[YOUR INSTRUCTIONS]: Each of the entries should be retyped precisely as it appears.

[SUPPLIED ENTRIES]:

--- --- ---

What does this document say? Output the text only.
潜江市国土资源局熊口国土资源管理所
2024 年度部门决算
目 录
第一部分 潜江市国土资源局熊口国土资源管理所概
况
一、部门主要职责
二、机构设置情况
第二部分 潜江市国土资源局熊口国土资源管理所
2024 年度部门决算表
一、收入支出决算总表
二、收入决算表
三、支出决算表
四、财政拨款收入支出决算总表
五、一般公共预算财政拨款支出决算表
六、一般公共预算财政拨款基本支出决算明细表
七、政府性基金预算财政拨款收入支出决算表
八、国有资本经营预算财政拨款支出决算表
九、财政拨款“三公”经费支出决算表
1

--- --- ---

[THE OUTPUT]:
What does this document say? Output the text only.
潜江市国土资源局熊口国土资源管理所
2024 年度部门决算
目 录
第一部分 潜江市国土资源局熊口国土资源管理所概
况
一、部门主要职责
二、机构设置情况
第二部分 潜江市国土资源局熊口国土资源管理所
2024 年度部门决算表
一、收入支出决算总表
二、收入决算表
三、支出决算表
四、财政拨款收入支出决算总表
五、一般公共预算财政拨款支出决算表
六、一般公共预算财政拨款基本支出决算明细表
七、政府性基金预算财政拨款收入支出决算表
八、国有资本经营预算财政拨款支出决算表
九、财政拨款“三公”经费支出决算表
1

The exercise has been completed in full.